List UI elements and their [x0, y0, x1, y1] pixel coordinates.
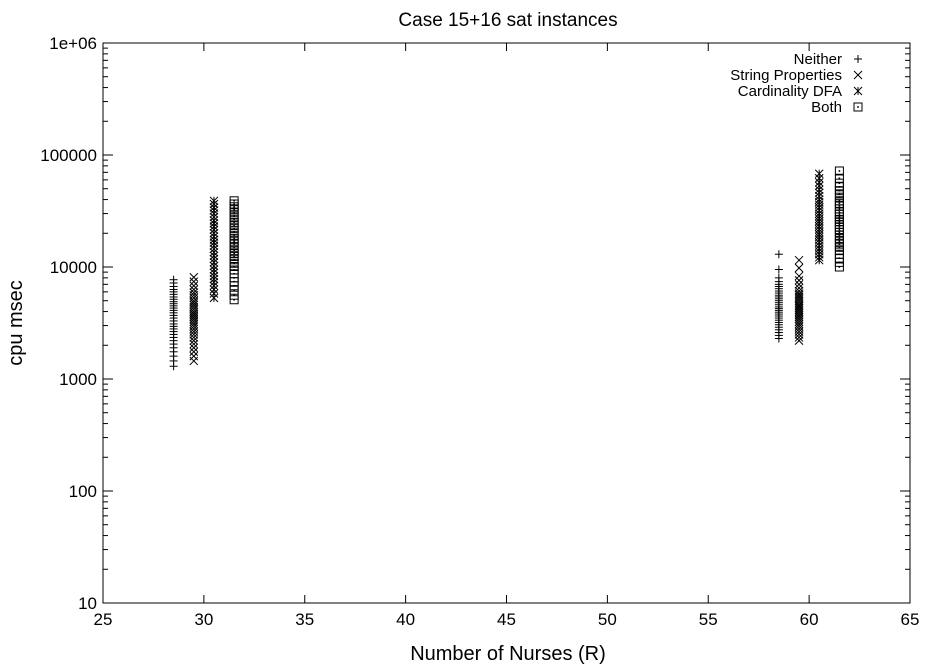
data-point	[834, 166, 844, 176]
x-tick-label: 50	[598, 610, 617, 629]
data-point	[774, 273, 783, 282]
data-point	[834, 262, 844, 272]
data-point	[229, 196, 239, 206]
x-tick-label: 35	[295, 610, 314, 629]
x-tick-label: 55	[699, 610, 718, 629]
data-point	[189, 356, 199, 366]
y-axis-title: cpu msec	[5, 280, 27, 366]
data-point	[229, 290, 239, 300]
data-point	[189, 277, 199, 286]
data-point	[189, 309, 199, 318]
data-point	[189, 343, 199, 353]
x-axis: 25 30 35 40 45 50 55 60 65	[94, 43, 920, 629]
x-axis-title: Number of Nurses (R)	[410, 643, 606, 665]
chart-title: Case 15+16 sat instances	[398, 10, 617, 31]
y-axis: 10 100 1000 10000 100000 1e+06	[40, 34, 910, 613]
y-tick-label: 1e+06	[49, 34, 97, 53]
data-point	[189, 272, 199, 282]
legend-label: String Properties	[730, 67, 842, 84]
y-tick-label: 1000	[59, 370, 97, 389]
legend-label: Both	[811, 99, 842, 116]
data-point	[189, 298, 199, 308]
data-point	[229, 295, 239, 305]
data-point	[794, 336, 804, 346]
series-cardinality-dfa	[209, 169, 824, 303]
series-both	[229, 166, 844, 305]
data-point	[794, 275, 804, 285]
data-points	[169, 166, 844, 371]
data-point	[189, 311, 199, 320]
y-tick-label: 10000	[50, 258, 97, 277]
legend-marker	[853, 102, 863, 112]
data-point	[189, 347, 199, 357]
data-point	[834, 173, 844, 183]
data-point	[794, 263, 804, 273]
data-point	[189, 315, 199, 324]
data-point	[794, 317, 804, 327]
data-point	[189, 302, 199, 312]
x-tick-label: 25	[94, 610, 113, 629]
legend-marker	[853, 70, 863, 80]
data-point	[794, 290, 804, 300]
data-point	[189, 336, 199, 346]
x-tick-label: 65	[901, 610, 920, 629]
data-point	[794, 279, 804, 289]
data-point	[189, 317, 199, 327]
x-tick-label: 60	[800, 610, 819, 629]
y-tick-label: 100000	[40, 146, 97, 165]
data-point	[794, 283, 804, 293]
data-point	[209, 196, 219, 206]
x-tick-label: 40	[396, 610, 415, 629]
data-point	[189, 300, 199, 310]
data-point	[834, 178, 844, 188]
series-string-properties	[189, 255, 804, 366]
data-point	[814, 169, 824, 179]
data-point	[794, 319, 804, 329]
data-point	[794, 271, 804, 281]
series-neither	[169, 250, 783, 371]
legend-marker	[854, 55, 862, 63]
x-tick-label: 30	[194, 610, 213, 629]
y-tick-label: 100	[69, 482, 97, 501]
data-point	[189, 339, 199, 349]
data-point	[189, 319, 199, 329]
data-point	[774, 265, 783, 274]
data-point	[794, 286, 804, 296]
data-point	[189, 351, 199, 361]
data-point	[189, 304, 199, 314]
legend-label: Cardinality DFA	[738, 83, 842, 100]
legend-label: Neither	[794, 51, 842, 68]
data-point	[189, 288, 199, 298]
x-tick-label: 45	[497, 610, 516, 629]
data-point	[169, 275, 178, 284]
plot-area-frame	[102, 42, 911, 604]
data-point	[774, 250, 783, 259]
legend-marker	[853, 86, 863, 96]
data-point	[794, 315, 804, 324]
data-point	[189, 281, 199, 291]
data-point	[794, 255, 804, 265]
data-point	[189, 285, 199, 294]
y-tick-label: 10	[78, 594, 97, 613]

▬▬▬▬▬▬▬▬▬▬

### [PROBLEM]
Put everything in the listing from the line containing "166, 844, 176]" down to the line containing "280, 27, 366]", both included, into a JSON list of strings with one string per line and blank lines left out.

### [RESULT]
[
  "data-point\t[834, 166, 844, 176]",
  "x-tick-label: 50\t[598, 610, 617, 629]",
  "data-point\t[774, 273, 783, 282]",
  "data-point\t[834, 262, 844, 272]",
  "data-point\t[229, 196, 239, 206]",
  "x-tick-label: 35\t[295, 610, 314, 629]",
  "x-tick-label: 55\t[699, 610, 718, 629]",
  "data-point\t[189, 356, 199, 366]",
  "y-axis-title: cpu msec\t[5, 280, 27, 366]"
]